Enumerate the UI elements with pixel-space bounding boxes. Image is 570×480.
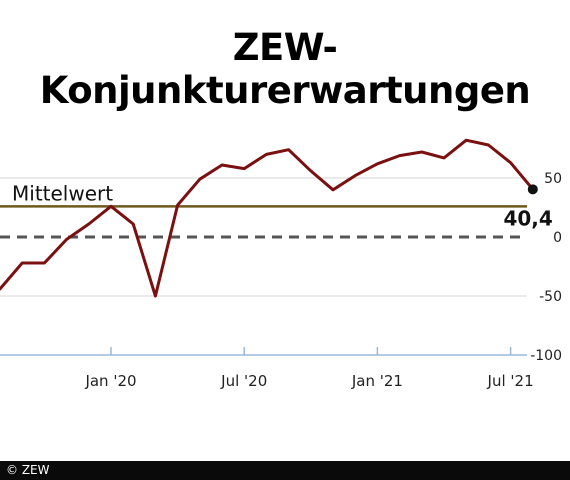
x-axis: Jan '20 Jul '20 Jan '21 Jul '21 <box>84 347 534 390</box>
last-value-label: 40,4 <box>503 206 552 230</box>
y-axis-labels: 50 0 -50 -100 <box>530 171 562 364</box>
y-tick-label-0: 50 <box>544 171 562 187</box>
x-tick-label-2: Jan '21 <box>351 372 403 390</box>
series-line-0 <box>0 138 535 298</box>
series-group: 40,4 <box>0 138 553 298</box>
last-point-marker <box>527 184 538 195</box>
x-tick-label-3: Jul '21 <box>487 372 534 390</box>
x-tick-label-0: Jan '20 <box>84 372 136 390</box>
copyright-footer: © ZEW <box>0 461 570 480</box>
line-chart: Jan '20 Jul '20 Jan '21 Jul '21 Mittelwert … <box>0 138 562 390</box>
gridlines <box>0 177 527 356</box>
x-tick-label-1: Jul '20 <box>220 372 267 390</box>
y-tick-label-3: -100 <box>530 348 562 364</box>
y-tick-label-1: 0 <box>553 230 562 246</box>
y-tick-label-2: -50 <box>539 289 562 305</box>
mean-line-label: Mittelwert <box>12 181 113 205</box>
chart-title: ZEW-Konjunkturerwartungen <box>39 26 531 112</box>
reference-lines: Mittelwert <box>0 181 527 239</box>
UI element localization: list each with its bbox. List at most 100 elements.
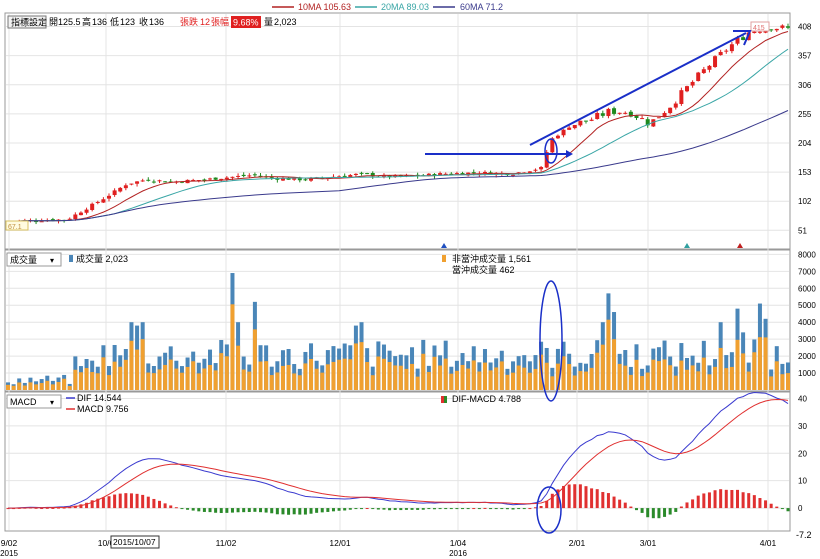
candle-body <box>258 175 263 177</box>
volume-non-daytrade-bar <box>786 373 790 390</box>
macd-histogram-bar <box>696 495 700 509</box>
osc-legend-swatch-neg <box>444 396 447 403</box>
macd-histogram-bar <box>225 508 229 513</box>
volume-non-daytrade-bar <box>264 361 269 390</box>
candle-body <box>168 181 173 183</box>
macd-histogram-bar <box>741 492 745 509</box>
ma10-legend-label: 10MA 105.63 <box>298 2 351 12</box>
volume-non-daytrade-bar <box>78 372 83 390</box>
candle-body <box>561 129 566 136</box>
volume-non-daytrade-bar <box>213 370 218 390</box>
candle-body <box>454 173 459 175</box>
candle-body <box>337 176 342 178</box>
price-tick-label: 51 <box>798 226 807 235</box>
candle-body <box>191 179 196 181</box>
volume-non-daytrade-bar <box>174 368 179 390</box>
candle-body <box>662 112 667 118</box>
candle-body <box>393 175 398 177</box>
candle-body <box>292 177 297 180</box>
non-daytrade-swatch <box>442 255 446 262</box>
settings-button-label: 指標設定 <box>11 17 47 28</box>
macd-histogram-bar <box>34 507 38 509</box>
macd-histogram-bar <box>618 499 622 509</box>
macd-histogram-bar <box>360 508 364 510</box>
macd-histogram-bar <box>533 507 537 509</box>
volume-non-daytrade-bar <box>280 365 285 390</box>
volume-non-daytrade-bar <box>168 359 173 390</box>
candle-body <box>550 138 555 153</box>
candle-body <box>208 178 213 180</box>
candle-body <box>612 108 617 114</box>
volume-bars <box>6 273 790 390</box>
volume-selector[interactable] <box>6 252 62 267</box>
volume-non-daytrade-bar <box>376 356 381 390</box>
candle-body <box>247 175 252 177</box>
candle-body <box>348 174 353 178</box>
volume-tick-label: 7000 <box>798 267 816 276</box>
candle-body <box>634 115 639 118</box>
macd-histogram-bar <box>264 508 268 513</box>
price-tick-label: 153 <box>798 168 812 177</box>
event-marker[interactable] <box>684 243 690 248</box>
candle-body <box>752 31 757 34</box>
candle-body <box>645 119 650 126</box>
candle-body <box>443 173 448 175</box>
volume-non-daytrade-bar <box>11 385 16 390</box>
candle-body <box>118 187 123 192</box>
volume-non-daytrade-bar <box>567 364 572 390</box>
volume-non-daytrade-bar <box>471 360 476 390</box>
event-marker[interactable] <box>441 243 447 248</box>
candle-body <box>90 203 95 210</box>
macd-histogram-bar <box>208 508 212 513</box>
low-price-marker <box>5 220 29 231</box>
macd-histogram-bar <box>253 508 257 512</box>
volume-non-daytrade-bar <box>696 371 701 390</box>
volume-non-daytrade-bar <box>684 369 689 390</box>
volume-non-daytrade-bar <box>359 342 364 390</box>
candle-body <box>780 25 785 28</box>
volume-non-daytrade-bar <box>208 364 213 390</box>
grid-lines <box>6 14 789 530</box>
macd-histogram-bar <box>679 506 683 509</box>
volume-non-daytrade-bar <box>583 371 588 390</box>
candle-body <box>757 31 762 33</box>
macd-histogram-bar <box>354 508 358 510</box>
settings-button[interactable] <box>7 15 47 29</box>
volume-non-daytrade-bar <box>331 361 336 390</box>
candle-body <box>555 135 560 139</box>
candle-body <box>230 176 235 178</box>
candle-body <box>600 113 605 116</box>
volume-non-daytrade-bar <box>39 383 44 390</box>
macd-histogram-bar <box>158 500 162 509</box>
macd-histogram-bar <box>758 498 762 509</box>
macd-histogram-bar <box>214 508 218 513</box>
volume-non-daytrade-bar <box>612 339 617 390</box>
volume-non-daytrade-bar <box>544 362 549 390</box>
macd-histogram-bar <box>51 507 55 509</box>
indicator-selector[interactable] <box>6 394 62 409</box>
candle-body <box>539 166 544 170</box>
annotation-arrows <box>425 30 752 164</box>
macd-histogram-bar <box>455 508 459 510</box>
pct-label: 張幅 <box>211 16 229 27</box>
volume-non-daytrade-bar <box>527 372 532 390</box>
indicator-selector-label: MACD <box>10 397 37 407</box>
macd-histogram-bar <box>685 502 689 509</box>
macd-histogram-bar <box>247 508 251 513</box>
candle-body <box>482 171 487 174</box>
macd-histogram-bar <box>764 500 768 509</box>
volume-non-daytrade-bar <box>353 343 358 390</box>
volume-non-daytrade-bar <box>393 365 398 390</box>
volume-non-daytrade-bar <box>426 371 431 390</box>
volume-tick-label: 8000 <box>798 250 816 259</box>
macd-histogram-bar <box>90 500 94 509</box>
volume-total-label: 成交量 2,023 <box>76 253 128 264</box>
event-marker[interactable] <box>737 243 743 248</box>
change-label: 張跌 <box>180 17 198 27</box>
volume-non-daytrade-bar <box>73 369 78 390</box>
macd-histogram-bar <box>163 503 167 509</box>
x-tick-label: 3/01 <box>640 538 657 548</box>
macd-histogram-bar <box>337 508 341 511</box>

----

-- Task directions --
Return all of the lines above word for word, leaving out the pictures.

-- Full response --
Enumerate the UI elements with pixel-space bounding boxes. Image is 570×480.
x-axis: Jan '20 Jul '20 Jan '21 Jul '21 <box>84 347 534 390</box>
last-value-label: 40,4 <box>503 206 552 230</box>
y-axis-labels: 50 0 -50 -100 <box>530 171 562 364</box>
y-tick-label-0: 50 <box>544 171 562 187</box>
x-tick-label-2: Jan '21 <box>351 372 403 390</box>
series-line-0 <box>0 138 535 298</box>
series-group: 40,4 <box>0 138 553 298</box>
last-point-marker <box>527 184 538 195</box>
x-tick-label-3: Jul '21 <box>487 372 534 390</box>
x-tick-label-0: Jan '20 <box>84 372 136 390</box>
copyright-footer: © ZEW <box>0 461 570 480</box>
line-chart: Jan '20 Jul '20 Jan '21 Jul '21 Mittelwert … <box>0 138 562 390</box>
gridlines <box>0 177 527 356</box>
x-tick-label-1: Jul '20 <box>220 372 267 390</box>
y-tick-label-3: -100 <box>530 348 562 364</box>
y-tick-label-1: 0 <box>553 230 562 246</box>
y-tick-label-2: -50 <box>539 289 562 305</box>
mean-line-label: Mittelwert <box>12 181 113 205</box>
chart-title: ZEW-Konjunkturerwartungen <box>39 26 531 112</box>
reference-lines: Mittelwert <box>0 181 527 239</box>
UI element localization: list each with its bbox. List at most 100 elements.
candle-body <box>258 175 263 177</box>
volume-non-daytrade-bar <box>786 373 790 390</box>
macd-histogram-bar <box>696 495 700 509</box>
osc-legend-swatch-neg <box>444 396 447 403</box>
macd-histogram-bar <box>225 508 229 513</box>
volume-non-daytrade-bar <box>264 361 269 390</box>
candle-body <box>168 181 173 183</box>
macd-histogram-bar <box>741 492 745 509</box>
ma10-legend-label: 10MA 105.63 <box>298 2 351 12</box>
volume-non-daytrade-bar <box>78 372 83 390</box>
candle-body <box>561 129 566 136</box>
volume-non-daytrade-bar <box>213 370 218 390</box>
candle-body <box>454 173 459 175</box>
candle-body <box>337 176 342 178</box>
price-tick-label: 51 <box>798 226 807 235</box>
candle-body <box>191 179 196 181</box>
volume-non-daytrade-bar <box>174 368 179 390</box>
candle-body <box>662 112 667 118</box>
candle-body <box>393 175 398 177</box>
candle-body <box>292 177 297 180</box>
non-daytrade-swatch <box>442 255 446 262</box>
settings-button-label: 指標設定 <box>11 17 47 28</box>
macd-histogram-bar <box>34 507 38 509</box>
macd-histogram-bar <box>618 499 622 509</box>
macd-histogram-bar <box>360 508 364 510</box>
macd-histogram-bar <box>533 507 537 509</box>
volume-non-daytrade-bar <box>280 365 285 390</box>
volume-non-daytrade-bar <box>168 359 173 390</box>
candle-body <box>550 138 555 153</box>
candle-body <box>208 178 213 180</box>
candle-body <box>612 108 617 114</box>
volume-bars <box>6 273 790 390</box>
volume-selector[interactable] <box>6 252 62 267</box>
volume-non-daytrade-bar <box>376 356 381 390</box>
candle-body <box>247 175 252 177</box>
candle-body <box>348 174 353 178</box>
volume-tick-label: 7000 <box>798 267 816 276</box>
candle-body <box>634 115 639 118</box>
macd-histogram-bar <box>264 508 268 513</box>
price-tick-label: 153 <box>798 168 812 177</box>
event-marker[interactable] <box>684 243 690 248</box>
candle-body <box>752 31 757 34</box>
candle-body <box>645 119 650 126</box>
candle-body <box>443 173 448 175</box>
volume-non-daytrade-bar <box>11 385 16 390</box>
candle-body <box>118 187 123 192</box>
volume-non-daytrade-bar <box>567 364 572 390</box>
volume-non-daytrade-bar <box>471 360 476 390</box>
event-marker[interactable] <box>441 243 447 248</box>
candle-body <box>90 203 95 210</box>
macd-histogram-bar <box>208 508 212 513</box>
low-price-marker <box>5 220 29 231</box>
macd-histogram-bar <box>253 508 257 512</box>
volume-non-daytrade-bar <box>696 371 701 390</box>
volume-non-daytrade-bar <box>684 369 689 390</box>
volume-non-daytrade-bar <box>359 342 364 390</box>
candle-body <box>780 25 785 28</box>
volume-non-daytrade-bar <box>208 364 213 390</box>
grid-lines <box>6 14 789 530</box>
macd-histogram-bar <box>679 506 683 509</box>
volume-non-daytrade-bar <box>583 371 588 390</box>
candle-body <box>757 31 762 33</box>
macd-histogram-bar <box>354 508 358 510</box>
settings-button[interactable] <box>7 15 47 29</box>
volume-non-daytrade-bar <box>331 361 336 390</box>
candle-body <box>555 135 560 139</box>
candle-body <box>230 176 235 178</box>
candle-body <box>600 113 605 116</box>
volume-non-daytrade-bar <box>39 383 44 390</box>
macd-histogram-bar <box>158 500 162 509</box>
macd-histogram-bar <box>758 498 762 509</box>
macd-histogram-bar <box>214 508 218 513</box>
volume-non-daytrade-bar <box>612 339 617 390</box>
volume-non-daytrade-bar <box>544 362 549 390</box>
macd-histogram-bar <box>51 507 55 509</box>
indicator-selector[interactable] <box>6 394 62 409</box>
candle-body <box>539 166 544 170</box>
annotation-arrows <box>425 30 752 164</box>
macd-histogram-bar <box>455 508 459 510</box>
pct-label: 張幅 <box>211 16 229 27</box>
volume-non-daytrade-bar <box>527 372 532 390</box>
indicator-selector-label: MACD <box>10 397 37 407</box>
macd-histogram-bar <box>685 502 689 509</box>
macd-histogram-bar <box>247 508 251 513</box>
candle-body <box>482 171 487 174</box>
macd-histogram-bar <box>764 500 768 509</box>
volume-non-daytrade-bar <box>353 343 358 390</box>
volume-non-daytrade-bar <box>393 365 398 390</box>
volume-non-daytrade-bar <box>426 371 431 390</box>
volume-tick-label: 8000 <box>798 250 816 259</box>
macd-histogram-bar <box>90 500 94 509</box>
volume-total-label: 成交量 2,023 <box>76 253 128 264</box>
event-marker[interactable] <box>737 243 743 248</box>
change-label: 張跌 <box>180 17 198 27</box>
volume-non-daytrade-bar <box>73 369 78 390</box>
macd-histogram-bar <box>163 503 167 509</box>
x-tick-label: 3/01 <box>640 538 657 548</box>
macd-histogram-bar <box>337 508 341 511</box>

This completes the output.